- _Exercise task_:
Please rewrite the lines running from the one containing "6, 786, 32]" through the end of the data, both included, changing "curve-layer" to "curve-group" and leaving everything else as it is.

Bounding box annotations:
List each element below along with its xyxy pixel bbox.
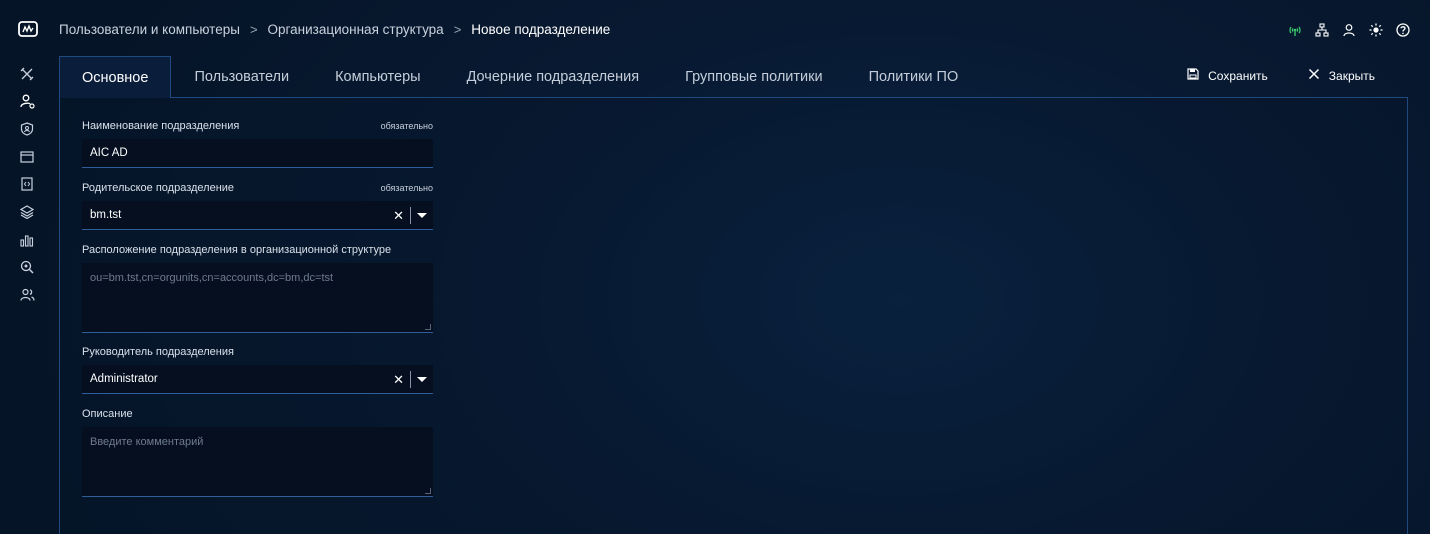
unit-name-input[interactable]: AIC AD	[82, 139, 433, 168]
unit-manager-select[interactable]: Administrator ✕	[82, 365, 433, 394]
tab-child-units[interactable]: Дочерние подразделения	[444, 56, 663, 98]
select-divider	[410, 371, 411, 388]
unit-name-label: Наименование подразделения	[82, 120, 240, 132]
wifi-icon[interactable]	[1287, 22, 1302, 37]
parent-unit-value: bm.tst	[90, 209, 122, 221]
field-description: Описание Введите комментарий	[82, 408, 433, 497]
save-icon	[1187, 68, 1199, 83]
tab-group-policies[interactable]: Групповые политики	[662, 56, 846, 98]
breadcrumb-item-org-structure[interactable]: Организационная структура	[268, 22, 444, 37]
field-unit-manager: Руководитель подразделения Administrator…	[82, 346, 433, 394]
users-settings-icon[interactable]	[19, 94, 35, 110]
unit-location-label: Расположение подразделения в организацио…	[82, 244, 392, 256]
description-textarea[interactable]: Введите комментарий	[82, 427, 433, 497]
window-icon[interactable]	[19, 149, 35, 165]
close-button[interactable]: Закрыть	[1308, 68, 1375, 83]
help-icon[interactable]	[1395, 22, 1410, 37]
sidebar	[19, 66, 37, 314]
save-label: Сохранить	[1208, 68, 1268, 83]
user-icon[interactable]	[1341, 22, 1356, 37]
description-placeholder: Введите комментарий	[90, 436, 204, 448]
breadcrumb-item-current: Новое подразделение	[471, 22, 611, 37]
tab-software-policies[interactable]: Политики ПО	[846, 56, 982, 98]
clear-parent-icon[interactable]: ✕	[393, 208, 404, 224]
clear-manager-icon[interactable]: ✕	[393, 372, 404, 388]
tab-computers[interactable]: Компьютеры	[312, 56, 443, 98]
chevron-down-icon[interactable]	[417, 213, 427, 218]
unit-manager-label: Руководитель подразделения	[82, 346, 234, 358]
breadcrumb: Пользователи и компьютеры > Организацион…	[59, 22, 610, 37]
resize-handle-icon[interactable]	[425, 488, 431, 494]
unit-location-textarea[interactable]: ou=bm.tst,cn=orgunits,cn=accounts,dc=bm,…	[82, 263, 433, 333]
field-parent-unit: Родительское подразделение обязательно b…	[82, 182, 433, 230]
zoom-search-icon[interactable]	[19, 259, 35, 275]
tab-general[interactable]: Основное	[59, 56, 172, 98]
network-icon[interactable]	[1314, 22, 1329, 37]
unit-location-value: ou=bm.tst,cn=orgunits,cn=accounts,dc=bm,…	[90, 272, 334, 284]
field-unit-location: Расположение подразделения в организацио…	[82, 244, 433, 333]
parent-unit-select[interactable]: bm.tst ✕	[82, 201, 433, 230]
breadcrumb-separator: >	[453, 22, 462, 37]
bar-chart-icon[interactable]	[19, 232, 35, 248]
header-toolbar	[1287, 22, 1410, 37]
tab-users[interactable]: Пользователи	[171, 56, 312, 98]
field-unit-name: Наименование подразделения обязательно A…	[82, 120, 433, 168]
shield-icon[interactable]	[19, 121, 35, 137]
resize-handle-icon[interactable]	[425, 324, 431, 330]
unit-manager-value: Administrator	[90, 373, 158, 385]
code-file-icon[interactable]	[19, 176, 35, 192]
close-label: Закрыть	[1328, 68, 1375, 83]
description-label: Описание	[82, 408, 133, 420]
tab-bar: Основное Пользователи Компьютеры Дочерни…	[59, 56, 981, 98]
tools-icon[interactable]	[19, 66, 35, 82]
sun-icon[interactable]	[1368, 22, 1383, 37]
breadcrumb-item-users-computers[interactable]: Пользователи и компьютеры	[59, 22, 240, 37]
unit-name-value: AIC AD	[90, 147, 128, 159]
chevron-down-icon[interactable]	[417, 377, 427, 382]
save-button[interactable]: Сохранить	[1187, 68, 1268, 83]
close-icon	[1308, 68, 1320, 83]
top-bar: Пользователи и компьютеры > Организацион…	[0, 0, 1430, 60]
required-badge: обязательно	[380, 183, 433, 193]
form-actions: Сохранить Закрыть	[1187, 68, 1375, 83]
group-icon[interactable]	[19, 287, 35, 303]
required-badge: обязательно	[380, 121, 433, 131]
layers-icon[interactable]	[19, 204, 35, 220]
app-logo-icon[interactable]	[18, 21, 38, 39]
select-divider	[410, 207, 411, 224]
parent-unit-label: Родительское подразделение	[82, 182, 235, 194]
breadcrumb-separator: >	[249, 22, 258, 37]
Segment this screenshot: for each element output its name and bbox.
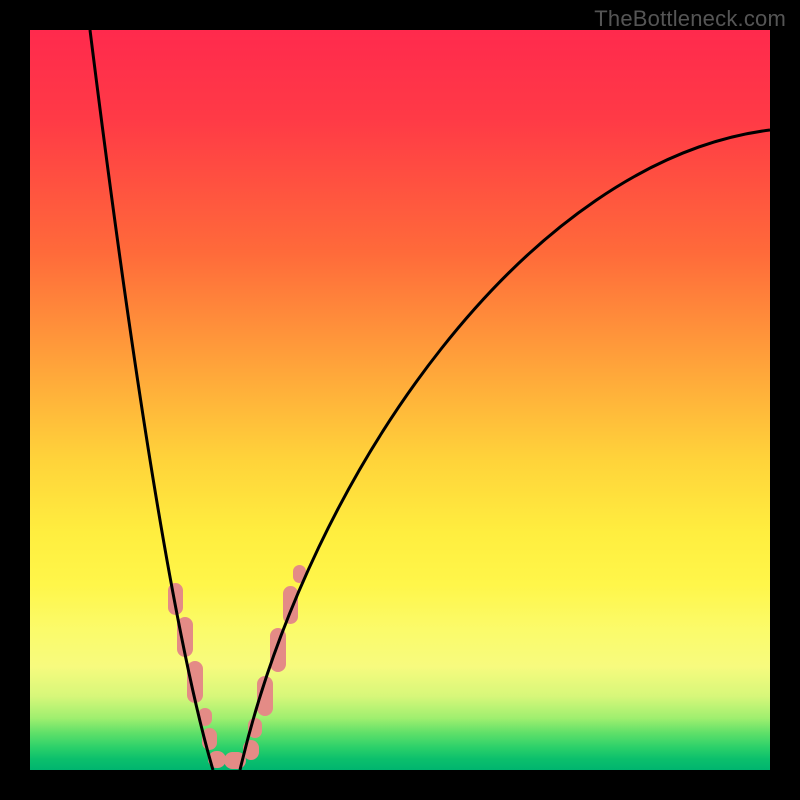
watermark-text: TheBottleneck.com	[594, 6, 786, 32]
chart-frame: TheBottleneck.com	[0, 0, 800, 800]
left-curve	[90, 30, 213, 770]
curve-layer	[30, 30, 770, 770]
plot-area	[30, 30, 770, 770]
right-curve	[240, 130, 770, 770]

- _Solution_:
watermark-text: TheBottleneck.com	[594, 6, 786, 32]
chart-frame: TheBottleneck.com	[0, 0, 800, 800]
left-curve	[90, 30, 213, 770]
curve-group	[30, 30, 770, 770]
plot-area	[30, 30, 770, 770]
right-curve	[240, 130, 770, 770]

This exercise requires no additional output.